Send back the entries below exactly as they appear.

>> START

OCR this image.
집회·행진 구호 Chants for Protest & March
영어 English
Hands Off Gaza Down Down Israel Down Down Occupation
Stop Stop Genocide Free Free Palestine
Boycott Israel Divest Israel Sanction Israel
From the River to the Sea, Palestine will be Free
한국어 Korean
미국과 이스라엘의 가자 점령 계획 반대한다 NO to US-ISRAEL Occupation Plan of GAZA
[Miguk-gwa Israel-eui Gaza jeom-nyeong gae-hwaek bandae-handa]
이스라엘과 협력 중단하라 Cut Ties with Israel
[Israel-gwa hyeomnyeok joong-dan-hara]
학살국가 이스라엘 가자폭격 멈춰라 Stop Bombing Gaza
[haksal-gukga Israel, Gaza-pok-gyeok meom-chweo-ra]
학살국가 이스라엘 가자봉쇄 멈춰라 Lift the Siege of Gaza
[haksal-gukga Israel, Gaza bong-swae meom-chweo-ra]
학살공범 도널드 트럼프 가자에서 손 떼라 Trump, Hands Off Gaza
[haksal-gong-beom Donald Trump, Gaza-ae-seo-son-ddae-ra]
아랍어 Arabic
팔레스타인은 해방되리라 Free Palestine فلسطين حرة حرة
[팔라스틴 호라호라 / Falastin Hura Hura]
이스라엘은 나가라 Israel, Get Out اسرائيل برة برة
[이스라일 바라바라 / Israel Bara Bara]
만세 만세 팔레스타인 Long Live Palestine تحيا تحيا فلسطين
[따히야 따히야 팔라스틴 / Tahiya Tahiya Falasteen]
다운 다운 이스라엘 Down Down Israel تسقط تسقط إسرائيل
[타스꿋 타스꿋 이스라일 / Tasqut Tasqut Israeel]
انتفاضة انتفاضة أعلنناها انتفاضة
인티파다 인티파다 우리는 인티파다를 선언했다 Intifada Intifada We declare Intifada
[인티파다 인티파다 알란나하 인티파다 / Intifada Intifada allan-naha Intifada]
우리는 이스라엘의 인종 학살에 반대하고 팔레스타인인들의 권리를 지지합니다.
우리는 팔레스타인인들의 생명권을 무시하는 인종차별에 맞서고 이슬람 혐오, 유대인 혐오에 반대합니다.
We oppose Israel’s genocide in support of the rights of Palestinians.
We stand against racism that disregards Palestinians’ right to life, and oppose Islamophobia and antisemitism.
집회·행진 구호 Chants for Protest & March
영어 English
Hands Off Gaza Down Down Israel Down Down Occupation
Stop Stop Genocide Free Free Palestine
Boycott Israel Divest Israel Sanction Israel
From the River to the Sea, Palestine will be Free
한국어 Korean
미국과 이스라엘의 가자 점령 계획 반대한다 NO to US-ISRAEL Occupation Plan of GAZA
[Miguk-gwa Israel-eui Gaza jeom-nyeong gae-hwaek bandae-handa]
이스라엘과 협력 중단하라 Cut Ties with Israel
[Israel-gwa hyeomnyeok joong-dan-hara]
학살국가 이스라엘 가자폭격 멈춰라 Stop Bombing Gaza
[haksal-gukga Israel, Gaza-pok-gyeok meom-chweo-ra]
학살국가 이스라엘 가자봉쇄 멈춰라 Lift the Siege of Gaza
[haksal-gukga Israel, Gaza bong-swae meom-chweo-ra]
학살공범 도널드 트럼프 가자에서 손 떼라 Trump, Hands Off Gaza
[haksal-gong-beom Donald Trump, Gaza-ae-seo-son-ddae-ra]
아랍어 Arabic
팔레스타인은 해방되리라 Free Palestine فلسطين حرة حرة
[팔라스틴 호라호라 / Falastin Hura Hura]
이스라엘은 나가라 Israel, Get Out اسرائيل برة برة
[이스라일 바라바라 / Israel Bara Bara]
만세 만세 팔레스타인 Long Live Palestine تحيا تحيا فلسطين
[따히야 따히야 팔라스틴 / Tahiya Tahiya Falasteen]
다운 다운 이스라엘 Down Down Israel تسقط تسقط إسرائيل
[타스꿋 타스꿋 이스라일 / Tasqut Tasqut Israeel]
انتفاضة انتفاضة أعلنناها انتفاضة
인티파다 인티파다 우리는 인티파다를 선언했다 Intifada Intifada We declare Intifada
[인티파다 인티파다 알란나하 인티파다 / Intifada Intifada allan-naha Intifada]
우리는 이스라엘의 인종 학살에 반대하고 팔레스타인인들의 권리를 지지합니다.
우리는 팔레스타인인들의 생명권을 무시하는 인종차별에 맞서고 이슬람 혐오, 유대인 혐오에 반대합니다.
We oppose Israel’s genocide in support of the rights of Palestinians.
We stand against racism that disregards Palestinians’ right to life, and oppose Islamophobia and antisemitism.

>> END

Exercise response
OCR this image.
집회·행진 구호 Chants for Protest & March
영어 English
Hands Off Gaza Down Down Israel Down Down Occupation
Stop Stop Genocide Free Free Palestine
Boycott Israel Divest Israel Sanction Israel
From the River to the Sea, Palestine will be Free
한국어 Korean
미국과 이스라엘의 가자 점령 계획 반대한다 NO to US-ISRAEL Occupation Plan of GAZA
[Miguk-gwa Israel-eui Gaza jeom-nyeong gae-hwaek bandae-handa]
이스라엘과 협력 중단하라 Cut Ties with Israel
[Israel-gwa hyeomnyeok joong-dan-hara]
학살국가 이스라엘 가자폭격 멈춰라 Stop Bombing Gaza
[haksal-gukga Israel, Gaza-pok-gyeok meom-chweo-ra]
학살국가 이스라엘 가자봉쇄 멈춰라 Lift the Siege of Gaza
[haksal-gukga Israel, Gaza bong-swae meom-chweo-ra]
학살공범 도널드 트럼프 가자에서 손 떼라 Trump, Hands Off Gaza
[haksal-gong-beom Donald Trump, Gaza-ae-seo-son-ddae-ra]
아랍어 Arabic
팔레스타인은 해방되리라 Free Palestine فلسطين حرة حرة
[팔라스틴 호라호라 / Falastin Hura Hura]
이스라엘은 나가라 Israel, Get Out اسرائيل برة برة
[이스라일 바라바라 / Israel Bara Bara]
만세 만세 팔레스타인 Long Live Palestine تحيا تحيا فلسطين
[따히야 따히야 팔라스틴 / Tahiya Tahiya Falasteen]
다운 다운 이스라엘 Down Down Israel تسقط تسقط إسرائيل
[타스꿋 타스꿋 이스라일 / Tasqut Tasqut Israeel]
انتفاضة انتفاضة أعلنناها انتفاضة
인티파다 인티파다 우리는 인티파다를 선언했다 Intifada Intifada We declare Intifada
[인티파다 인티파다 알란나하 인티파다 / Intifada Intifada allan-naha Intifada]
우리는 이스라엘의 인종 학살에 반대하고 팔레스타인인들의 권리를 지지합니다.
우리는 팔레스타인인들의 생명권을 무시하는 인종차별에 맞서고 이슬람 혐오, 유대인 혐오에 반대합니다.
We oppose Israel’s genocide in support of the rights of Palestinians.
We stand against racism that disregards Palestinians’ right to life, and oppose Islamophobia and antisemitism.
집회·행진 구호 Chants for Protest & March
영어 English
Hands Off Gaza Down Down Israel Down Down Occupation
Stop Stop Genocide Free Free Palestine
Boycott Israel Divest Israel Sanction Israel
From the River to the Sea, Palestine will be Free
한국어 Korean
미국과 이스라엘의 가자 점령 계획 반대한다 NO to US-ISRAEL Occupation Plan of GAZA
[Miguk-gwa Israel-eui Gaza jeom-nyeong gae-hwaek bandae-handa]
이스라엘과 협력 중단하라 Cut Ties with Israel
[Israel-gwa hyeomnyeok joong-dan-hara]
학살국가 이스라엘 가자폭격 멈춰라 Stop Bombing Gaza
[haksal-gukga Israel, Gaza-pok-gyeok meom-chweo-ra]
학살국가 이스라엘 가자봉쇄 멈춰라 Lift the Siege of Gaza
[haksal-gukga Israel, Gaza bong-swae meom-chweo-ra]
학살공범 도널드 트럼프 가자에서 손 떼라 Trump, Hands Off Gaza
[haksal-gong-beom Donald Trump, Gaza-ae-seo-son-ddae-ra]
아랍어 Arabic
팔레스타인은 해방되리라 Free Palestine فلسطين حرة حرة
[팔라스틴 호라호라 / Falastin Hura Hura]
이스라엘은 나가라 Israel, Get Out اسرائيل برة برة
[이스라일 바라바라 / Israel Bara Bara]
만세 만세 팔레스타인 Long Live Palestine تحيا تحيا فلسطين
[따히야 따히야 팔라스틴 / Tahiya Tahiya Falasteen]
다운 다운 이스라엘 Down Down Israel تسقط تسقط إسرائيل
[타스꿋 타스꿋 이스라일 / Tasqut Tasqut Israeel]
انتفاضة انتفاضة أعلنناها انتفاضة
인티파다 인티파다 우리는 인티파다를 선언했다 Intifada Intifada We declare Intifada
[인티파다 인티파다 알란나하 인티파다 / Intifada Intifada allan-naha Intifada]
우리는 이스라엘의 인종 학살에 반대하고 팔레스타인인들의 권리를 지지합니다.
우리는 팔레스타인인들의 생명권을 무시하는 인종차별에 맞서고 이슬람 혐오, 유대인 혐오에 반대합니다.
We oppose Israel’s genocide in support of the rights of Palestinians.
We stand against racism that disregards Palestinians’ right to life, and oppose Islamophobia and antisemitism.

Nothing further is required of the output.